*Problem statement*. Answer with one number: how many lines hold "outliner".

[Stored entries]
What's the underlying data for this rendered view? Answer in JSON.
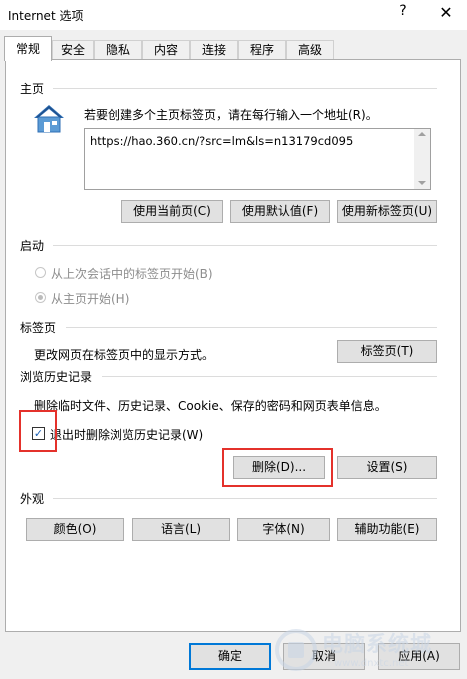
{
  "window": {
    "title": "Internet 选项",
    "help_glyph": "?",
    "close_glyph": "✕"
  },
  "tabs": [
    {
      "label": "常规",
      "active": true
    },
    {
      "label": "安全"
    },
    {
      "label": "隐私"
    },
    {
      "label": "内容"
    },
    {
      "label": "连接"
    },
    {
      "label": "程序"
    },
    {
      "label": "高级"
    }
  ],
  "homepage": {
    "section_label": "主页",
    "icon": "house-icon",
    "instruction": "若要创建多个主页标签页，请在每行输入一个地址(R)。",
    "url_value": "https://hao.360.cn/?src=lm&ls=n13179cd095",
    "btn_current": "使用当前页(C)",
    "btn_default": "使用默认值(F)",
    "btn_newtab": "使用新标签页(U)"
  },
  "startup": {
    "section_label": "启动",
    "option_last_session": "从上次会话中的标签页开始(B)",
    "option_homepage": "从主页开始(H)",
    "selected": "option_homepage"
  },
  "tabs_section": {
    "section_label": "标签页",
    "description": "更改网页在标签页中的显示方式。",
    "button": "标签页(T)"
  },
  "history": {
    "section_label": "浏览历史记录",
    "description": "删除临时文件、历史记录、Cookie、保存的密码和网页表单信息。",
    "checkbox_label": "退出时删除浏览历史记录(W)",
    "checkbox_checked": true,
    "btn_delete": "删除(D)...",
    "btn_settings": "设置(S)"
  },
  "appearance": {
    "section_label": "外观",
    "btn_colors": "颜色(O)",
    "btn_languages": "语言(L)",
    "btn_fonts": "字体(N)",
    "btn_accessibility": "辅助功能(E)"
  },
  "footer": {
    "ok": "确定",
    "cancel": "取消",
    "apply": "应用(A)"
  },
  "watermark": {
    "text": "电脑系统城",
    "subtext": "www.dnxtc.net"
  },
  "colors": {
    "highlight_red": "#e4312b",
    "accent_blue": "#0078d7",
    "house_blue": "#2f6fb5"
  }
}
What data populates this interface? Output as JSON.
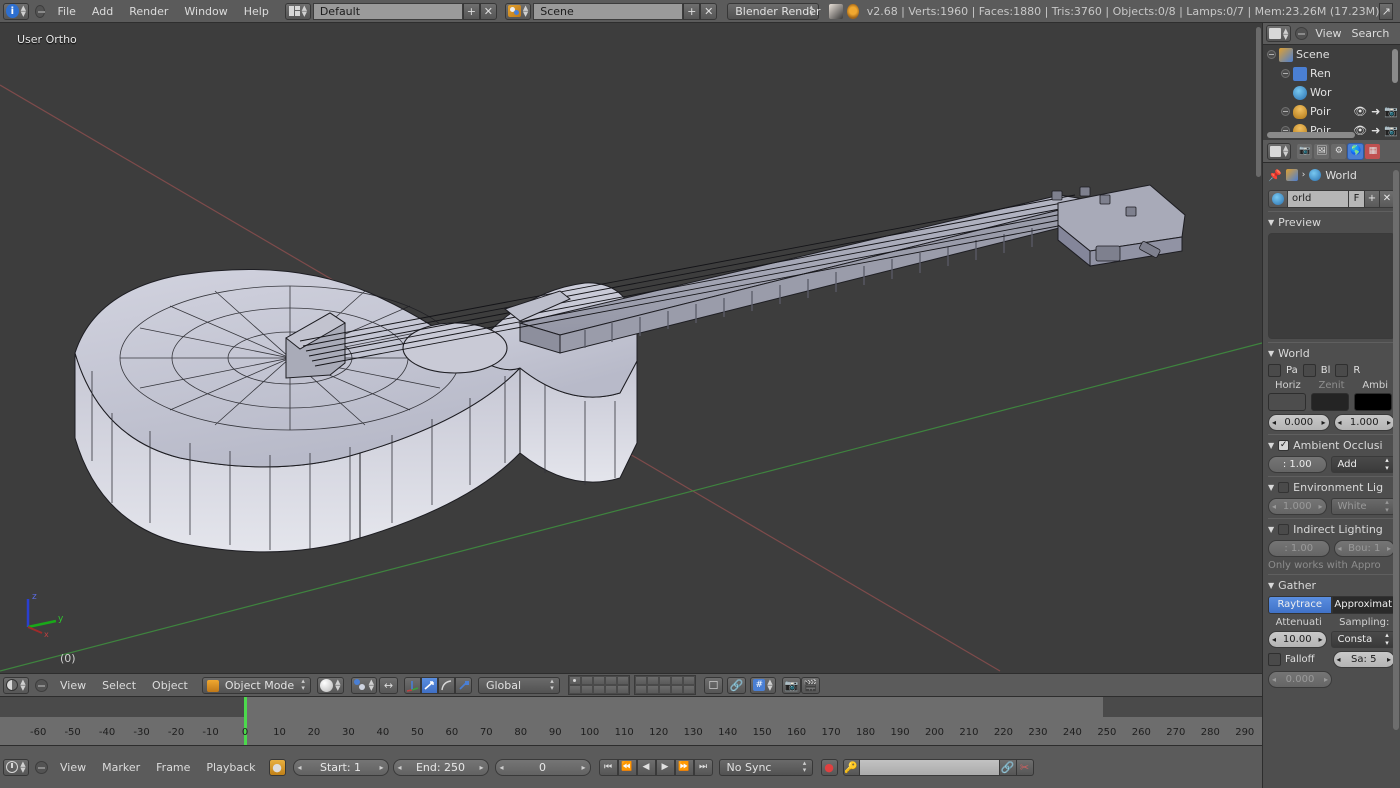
{
  "topbar": {
    "editor_icon": "info-editor-icon",
    "menus": [
      "File",
      "Add",
      "Render",
      "Window",
      "Help"
    ],
    "screen_layout": {
      "icon": "screen-layout-icon",
      "value": "Default",
      "add_label": "+",
      "remove_label": "✕"
    },
    "scene": {
      "icon": "scene-icon",
      "value": "Scene",
      "add_label": "+",
      "remove_label": "✕"
    },
    "render_engine": "Blender Render",
    "status": "v2.68 | Verts:1960 | Faces:1880 | Tris:3760 | Objects:0/8 | Lamps:0/7 | Mem:23.26M (17.23M)",
    "maximize_icon": "maximize-icon"
  },
  "viewport": {
    "view_label": "User Ortho",
    "frame_indicator": "(0)",
    "axis_labels": {
      "x": "x",
      "y": "y",
      "z": "z"
    },
    "colors": {
      "background": "#3d3d3d",
      "x_axis": "#8c4a4a",
      "y_axis": "#3f8c3f",
      "mesh_light": "#c7c8d4",
      "mesh_dark": "#8e909e"
    }
  },
  "viewport_header": {
    "editor_icon": "3d-view-editor-icon",
    "menus": [
      "View",
      "Select",
      "Object"
    ],
    "mode": {
      "icon": "object-mode-icon",
      "value": "Object Mode"
    },
    "shading": {
      "icon": "solid-shading-icon"
    },
    "pivot": {
      "icon": "pivot-median-icon"
    },
    "snap_onion": {
      "icon": "snap-onion-icon"
    },
    "manipulators": [
      {
        "name": "translate-manipulator-icon",
        "active": false
      },
      {
        "name": "rotate-manipulator-icon",
        "active": true
      },
      {
        "name": "arc-manipulator-icon",
        "active": false
      },
      {
        "name": "scale-manipulator-icon",
        "active": false
      }
    ],
    "transform_orientation": "Global",
    "layers": {
      "group_one": [
        true,
        false,
        false,
        false,
        false,
        false,
        false,
        false,
        false,
        false
      ],
      "group_two": [
        false,
        false,
        false,
        false,
        false,
        false,
        false,
        false,
        false,
        false
      ]
    },
    "extra_icons": [
      "render-border-icon",
      "magnet-snap-icon",
      "snap-element-icon",
      "render-preview-icon",
      "render-animation-icon"
    ]
  },
  "timeline": {
    "ruler_ticks": [
      -60,
      -50,
      -40,
      -30,
      -20,
      -10,
      0,
      10,
      20,
      30,
      40,
      50,
      60,
      70,
      80,
      90,
      100,
      110,
      120,
      130,
      140,
      150,
      160,
      170,
      180,
      190,
      200,
      210,
      220,
      230,
      240,
      250,
      260,
      270,
      280,
      290
    ],
    "playhead_frame": 0,
    "editor_icon": "timeline-editor-icon",
    "menus": [
      "View",
      "Marker",
      "Frame",
      "Playback"
    ],
    "record_icon": "auto-key-icon",
    "start": "Start: 1",
    "end": "End: 250",
    "current_frame": "0",
    "playback_buttons": [
      "jump-start-icon",
      "prev-keyframe-icon",
      "play-reverse-icon",
      "play-icon",
      "next-keyframe-icon",
      "jump-end-icon"
    ],
    "sync_mode": "No Sync",
    "rec_icon": "record-icon",
    "key_icon": "keying-set-icon",
    "keying_value": "",
    "link_icon": "link-icon",
    "scissors_icon": "scissors-icon"
  },
  "outliner": {
    "editor_icon": "outliner-editor-icon",
    "menus": [
      "View",
      "Search"
    ],
    "rows": [
      {
        "indent": 0,
        "label": "Scene",
        "icon": "scene-icon",
        "expander": "collapse",
        "toggles": []
      },
      {
        "indent": 1,
        "label": "Ren",
        "icon": "renderlayers-icon",
        "expander": "expand",
        "toggles": []
      },
      {
        "indent": 1,
        "label": "Wor",
        "icon": "world-icon",
        "expander": "none",
        "toggles": []
      },
      {
        "indent": 1,
        "label": "Poir",
        "icon": "lamp-icon",
        "expander": "expand",
        "toggles": [
          "eye-icon",
          "cursor-icon",
          "camera-icon"
        ]
      },
      {
        "indent": 1,
        "label": "Poir",
        "icon": "lamp-icon",
        "expander": "expand",
        "toggles": [
          "eye-icon",
          "cursor-icon",
          "camera-icon"
        ]
      }
    ]
  },
  "properties": {
    "tabs": [
      {
        "name": "render-tab",
        "icon": "camera-back-icon",
        "active": false
      },
      {
        "name": "render-layers-tab",
        "icon": "images-icon",
        "active": false
      },
      {
        "name": "scene-tab",
        "icon": "scene-data-icon",
        "active": false
      },
      {
        "name": "world-tab",
        "icon": "world-icon",
        "active": true
      },
      {
        "name": "texture-tab",
        "icon": "checker-icon",
        "active": false
      }
    ],
    "breadcrumb": {
      "pin_icon": "pin-icon",
      "scene_icon": "scene-icon",
      "sep": "›",
      "world_icon": "world-icon",
      "label": "World"
    },
    "datablock": {
      "icon": "world-icon",
      "name": "orld",
      "fake_user": "F",
      "add": "+",
      "remove": "✕"
    },
    "panels": {
      "preview": {
        "title": "Preview"
      },
      "world": {
        "title": "World",
        "toggles": [
          {
            "label": "Pa",
            "checked": false
          },
          {
            "label": "Bl",
            "checked": false
          },
          {
            "label": "R",
            "checked": false
          }
        ],
        "color_labels": [
          "Horiz",
          "Zenit",
          "Ambi"
        ],
        "colors": [
          "#4d4d4d",
          "#242424",
          "#000000"
        ],
        "zenit_dim": true,
        "values": [
          "0.000",
          "1.000"
        ]
      },
      "ambient_occlusion": {
        "title": "Ambient Occlusi",
        "checked": true,
        "factor": ": 1.00",
        "blend_mode": "Add"
      },
      "environment_lighting": {
        "title": "Environment Lig",
        "checked": false,
        "energy": "1.000",
        "source": "White"
      },
      "indirect_lighting": {
        "title": "Indirect Lighting",
        "checked": false,
        "factor": ": 1.00",
        "bounces": "Bou: 1",
        "note": "Only works with Appro"
      },
      "gather": {
        "title": "Gather",
        "methods": [
          {
            "label": "Raytrace",
            "active": true
          },
          {
            "label": "Approximat",
            "active": false
          }
        ],
        "attenuation_label": "Attenuati",
        "sampling_label": "Sampling:",
        "distance": "10.00",
        "sampling_mode": "Consta",
        "falloff_label": "Falloff",
        "falloff_checked": false,
        "samples": "Sa: 5",
        "strength": "0.000"
      }
    }
  }
}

*Complete response*. 2